# [CHALLENGE]
Read the records below and copy each line that contains "content".

# [EXERCISE MATERIAL]
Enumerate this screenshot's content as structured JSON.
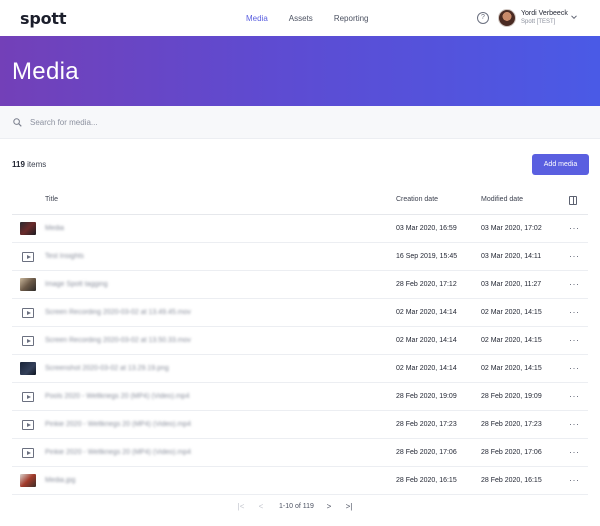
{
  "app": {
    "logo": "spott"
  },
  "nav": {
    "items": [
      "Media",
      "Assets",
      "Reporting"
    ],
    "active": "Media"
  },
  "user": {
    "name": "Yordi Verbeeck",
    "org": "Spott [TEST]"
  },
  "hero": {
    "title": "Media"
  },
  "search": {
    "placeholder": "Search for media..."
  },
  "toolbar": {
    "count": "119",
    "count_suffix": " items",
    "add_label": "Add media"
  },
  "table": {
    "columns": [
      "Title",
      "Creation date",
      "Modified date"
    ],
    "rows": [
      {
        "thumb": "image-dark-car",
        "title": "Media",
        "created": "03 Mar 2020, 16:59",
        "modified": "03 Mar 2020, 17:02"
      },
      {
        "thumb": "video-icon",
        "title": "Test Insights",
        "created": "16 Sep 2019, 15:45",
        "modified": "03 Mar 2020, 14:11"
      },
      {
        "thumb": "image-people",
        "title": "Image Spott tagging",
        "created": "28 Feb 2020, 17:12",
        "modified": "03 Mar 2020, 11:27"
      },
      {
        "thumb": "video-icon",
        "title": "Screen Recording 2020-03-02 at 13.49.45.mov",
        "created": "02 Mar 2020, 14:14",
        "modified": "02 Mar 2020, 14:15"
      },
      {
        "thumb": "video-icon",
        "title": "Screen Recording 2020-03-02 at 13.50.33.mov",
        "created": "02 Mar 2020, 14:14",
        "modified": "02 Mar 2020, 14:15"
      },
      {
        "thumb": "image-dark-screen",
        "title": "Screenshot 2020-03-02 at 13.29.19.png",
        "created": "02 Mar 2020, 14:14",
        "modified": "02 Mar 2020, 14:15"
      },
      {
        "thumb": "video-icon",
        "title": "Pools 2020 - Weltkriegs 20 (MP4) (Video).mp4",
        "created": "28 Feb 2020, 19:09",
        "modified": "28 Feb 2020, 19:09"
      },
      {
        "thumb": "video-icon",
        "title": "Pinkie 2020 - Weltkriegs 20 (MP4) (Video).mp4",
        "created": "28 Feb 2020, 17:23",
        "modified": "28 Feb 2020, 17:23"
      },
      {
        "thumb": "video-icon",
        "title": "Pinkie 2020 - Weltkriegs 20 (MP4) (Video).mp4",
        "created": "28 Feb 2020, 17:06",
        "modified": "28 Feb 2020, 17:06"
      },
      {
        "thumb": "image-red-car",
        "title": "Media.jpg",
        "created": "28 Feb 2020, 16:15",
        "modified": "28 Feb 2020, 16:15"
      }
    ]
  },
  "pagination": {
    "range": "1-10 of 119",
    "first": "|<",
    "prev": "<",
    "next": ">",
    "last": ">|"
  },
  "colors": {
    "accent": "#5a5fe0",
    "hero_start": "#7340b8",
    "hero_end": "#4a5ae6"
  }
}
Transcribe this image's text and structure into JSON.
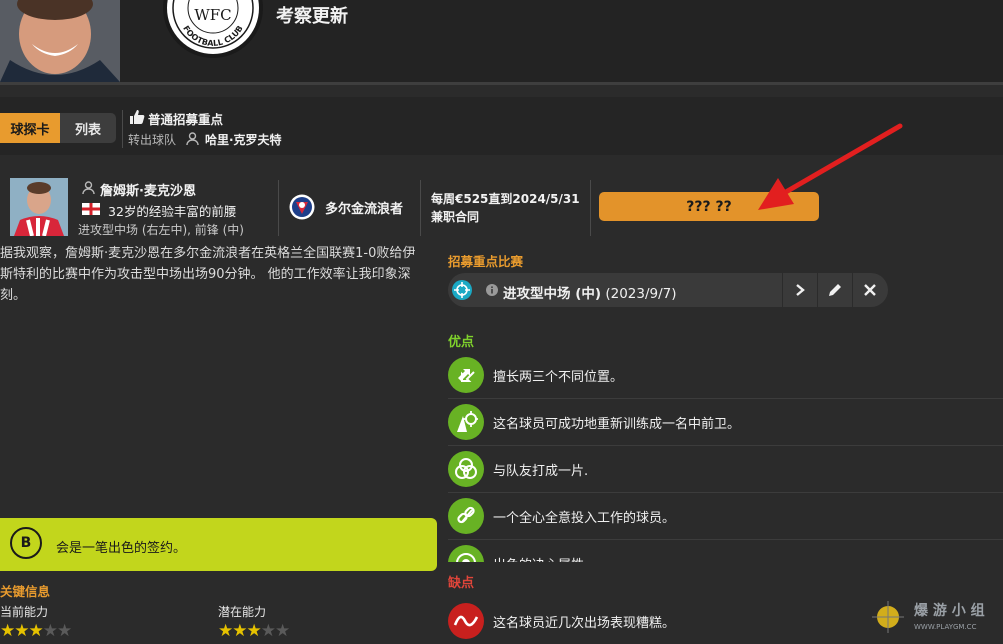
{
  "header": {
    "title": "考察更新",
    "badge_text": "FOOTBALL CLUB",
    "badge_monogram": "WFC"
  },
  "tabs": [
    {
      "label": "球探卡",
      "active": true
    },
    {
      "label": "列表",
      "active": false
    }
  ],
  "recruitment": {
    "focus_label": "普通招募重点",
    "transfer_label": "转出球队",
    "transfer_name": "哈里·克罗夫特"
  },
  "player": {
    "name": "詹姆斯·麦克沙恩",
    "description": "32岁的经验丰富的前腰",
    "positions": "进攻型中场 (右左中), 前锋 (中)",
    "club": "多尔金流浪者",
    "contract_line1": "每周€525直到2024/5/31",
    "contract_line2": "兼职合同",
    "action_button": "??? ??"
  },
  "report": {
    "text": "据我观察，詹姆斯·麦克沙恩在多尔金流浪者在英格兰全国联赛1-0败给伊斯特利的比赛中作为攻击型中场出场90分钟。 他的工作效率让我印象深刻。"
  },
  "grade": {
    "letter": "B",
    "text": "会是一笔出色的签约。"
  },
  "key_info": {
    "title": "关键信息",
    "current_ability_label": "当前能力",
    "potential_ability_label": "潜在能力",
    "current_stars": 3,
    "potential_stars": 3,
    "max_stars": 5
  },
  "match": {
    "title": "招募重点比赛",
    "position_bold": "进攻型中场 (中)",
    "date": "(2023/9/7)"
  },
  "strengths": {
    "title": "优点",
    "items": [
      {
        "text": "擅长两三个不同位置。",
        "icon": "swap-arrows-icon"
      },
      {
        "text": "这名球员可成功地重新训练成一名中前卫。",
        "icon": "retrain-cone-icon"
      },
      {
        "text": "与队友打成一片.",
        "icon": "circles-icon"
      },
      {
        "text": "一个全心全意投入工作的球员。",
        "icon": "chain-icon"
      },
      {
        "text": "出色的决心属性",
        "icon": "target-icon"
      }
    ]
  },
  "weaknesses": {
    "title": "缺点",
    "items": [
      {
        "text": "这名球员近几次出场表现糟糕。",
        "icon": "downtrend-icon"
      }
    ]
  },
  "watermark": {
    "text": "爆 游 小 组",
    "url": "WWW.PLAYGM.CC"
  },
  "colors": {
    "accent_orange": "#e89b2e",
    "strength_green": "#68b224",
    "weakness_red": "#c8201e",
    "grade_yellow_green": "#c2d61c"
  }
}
--
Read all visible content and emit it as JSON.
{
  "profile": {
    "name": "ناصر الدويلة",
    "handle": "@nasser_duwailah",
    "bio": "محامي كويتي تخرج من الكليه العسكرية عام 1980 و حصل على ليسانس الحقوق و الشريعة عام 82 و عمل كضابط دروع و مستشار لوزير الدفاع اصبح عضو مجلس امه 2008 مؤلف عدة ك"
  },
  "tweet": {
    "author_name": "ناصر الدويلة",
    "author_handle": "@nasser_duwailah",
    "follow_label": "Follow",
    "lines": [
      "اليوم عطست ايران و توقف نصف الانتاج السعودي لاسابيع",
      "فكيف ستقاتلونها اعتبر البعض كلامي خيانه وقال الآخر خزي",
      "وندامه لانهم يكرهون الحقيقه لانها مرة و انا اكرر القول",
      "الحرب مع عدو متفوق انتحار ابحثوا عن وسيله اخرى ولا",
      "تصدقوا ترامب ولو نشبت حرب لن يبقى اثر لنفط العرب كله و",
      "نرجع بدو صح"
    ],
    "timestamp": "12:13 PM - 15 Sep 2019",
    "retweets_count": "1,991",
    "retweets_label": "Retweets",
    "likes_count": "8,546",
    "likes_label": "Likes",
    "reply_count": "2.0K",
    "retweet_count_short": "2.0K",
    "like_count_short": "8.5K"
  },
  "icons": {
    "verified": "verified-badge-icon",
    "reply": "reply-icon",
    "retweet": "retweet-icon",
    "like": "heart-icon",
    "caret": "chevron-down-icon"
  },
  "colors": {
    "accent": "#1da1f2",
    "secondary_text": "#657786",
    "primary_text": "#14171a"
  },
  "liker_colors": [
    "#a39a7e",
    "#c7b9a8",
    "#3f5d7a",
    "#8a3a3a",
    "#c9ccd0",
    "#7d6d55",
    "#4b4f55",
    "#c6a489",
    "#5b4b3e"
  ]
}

# [TASK OUTPUT]
Enumerate this screenshot's content as structured JSON.
Read all visible content and emit it as JSON.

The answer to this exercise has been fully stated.